▶ The exercise
Return all of the entries exactly, with nothing added or left out.

▶ Given information
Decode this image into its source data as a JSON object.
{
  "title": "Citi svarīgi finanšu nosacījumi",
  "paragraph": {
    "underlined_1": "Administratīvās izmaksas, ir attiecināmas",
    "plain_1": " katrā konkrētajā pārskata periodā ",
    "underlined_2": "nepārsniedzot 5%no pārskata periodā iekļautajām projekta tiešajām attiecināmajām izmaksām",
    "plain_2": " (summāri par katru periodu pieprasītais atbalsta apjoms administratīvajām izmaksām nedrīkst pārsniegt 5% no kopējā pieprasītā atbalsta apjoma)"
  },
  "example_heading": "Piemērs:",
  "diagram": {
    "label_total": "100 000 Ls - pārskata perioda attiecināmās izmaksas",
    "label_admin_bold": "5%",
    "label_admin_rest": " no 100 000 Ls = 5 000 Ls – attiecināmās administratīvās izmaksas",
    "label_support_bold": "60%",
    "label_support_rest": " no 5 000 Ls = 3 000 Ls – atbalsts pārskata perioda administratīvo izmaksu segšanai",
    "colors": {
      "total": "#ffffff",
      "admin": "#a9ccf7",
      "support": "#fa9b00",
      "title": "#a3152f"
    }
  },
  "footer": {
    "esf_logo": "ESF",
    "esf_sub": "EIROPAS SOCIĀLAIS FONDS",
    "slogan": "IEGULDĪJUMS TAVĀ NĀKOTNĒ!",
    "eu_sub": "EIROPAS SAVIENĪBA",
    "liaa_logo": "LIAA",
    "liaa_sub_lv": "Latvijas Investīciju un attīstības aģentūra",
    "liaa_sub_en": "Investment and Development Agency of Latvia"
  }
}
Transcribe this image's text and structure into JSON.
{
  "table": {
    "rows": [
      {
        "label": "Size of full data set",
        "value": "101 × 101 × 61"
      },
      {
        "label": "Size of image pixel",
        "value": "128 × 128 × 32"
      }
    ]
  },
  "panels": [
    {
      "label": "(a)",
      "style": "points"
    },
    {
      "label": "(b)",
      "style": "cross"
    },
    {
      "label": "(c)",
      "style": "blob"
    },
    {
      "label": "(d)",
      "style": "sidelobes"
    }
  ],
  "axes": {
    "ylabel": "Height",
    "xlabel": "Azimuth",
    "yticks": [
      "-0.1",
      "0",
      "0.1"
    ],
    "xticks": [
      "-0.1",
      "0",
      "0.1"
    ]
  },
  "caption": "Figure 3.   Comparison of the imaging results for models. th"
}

▶ Result of the task
Decode this image into its source data as a JSON object.
{
  "title": "Citi svarīgi finanšu nosacījumi",
  "paragraph": {
    "underlined_1": "Administratīvās izmaksas, ir attiecināmas",
    "plain_1": " katrā konkrētajā pārskata periodā ",
    "underlined_2": "nepārsniedzot 5%no pārskata periodā iekļautajām projekta tiešajām attiecināmajām izmaksām",
    "plain_2": " (summāri par katru periodu pieprasītais atbalsta apjoms administratīvajām izmaksām nedrīkst pārsniegt 5% no kopējā pieprasītā atbalsta apjoma)"
  },
  "example_heading": "Piemērs:",
  "diagram": {
    "label_total": "100 000 Ls - pārskata perioda attiecināmās izmaksas",
    "label_admin_bold": "5%",
    "label_admin_rest": " no 100 000 Ls = 5 000 Ls – attiecināmās administratīvās izmaksas",
    "label_support_bold": "60%",
    "label_support_rest": " no 5 000 Ls = 3 000 Ls – atbalsts pārskata perioda administratīvo izmaksu segšanai",
    "colors": {
      "total": "#ffffff",
      "admin": "#a9ccf7",
      "support": "#fa9b00",
      "title": "#a3152f"
    }
  },
  "footer": {
    "esf_logo": "ESF",
    "esf_sub": "EIROPAS SOCIĀLAIS FONDS",
    "slogan": "IEGULDĪJUMS TAVĀ NĀKOTNĒ!",
    "eu_sub": "EIROPAS SAVIENĪBA",
    "liaa_logo": "LIAA",
    "liaa_sub_lv": "Latvijas Investīciju un attīstības aģentūra",
    "liaa_sub_en": "Investment and Development Agency of Latvia"
  }
}
Transcribe this image's text and structure into JSON.
{
  "table": {
    "rows": [
      {
        "label": "Size of full data set",
        "value": "101 × 101 × 61"
      },
      {
        "label": "Size of image pixel",
        "value": "128 × 128 × 32"
      }
    ]
  },
  "panels": [
    {
      "label": "(a)",
      "style": "points"
    },
    {
      "label": "(b)",
      "style": "cross"
    },
    {
      "label": "(c)",
      "style": "blob"
    },
    {
      "label": "(d)",
      "style": "sidelobes"
    }
  ],
  "axes": {
    "ylabel": "Height",
    "xlabel": "Azimuth",
    "yticks": [
      "-0.1",
      "0",
      "0.1"
    ],
    "xticks": [
      "-0.1",
      "0",
      "0.1"
    ]
  },
  "caption": "Figure 3.   Comparison of the imaging results for models. th"
}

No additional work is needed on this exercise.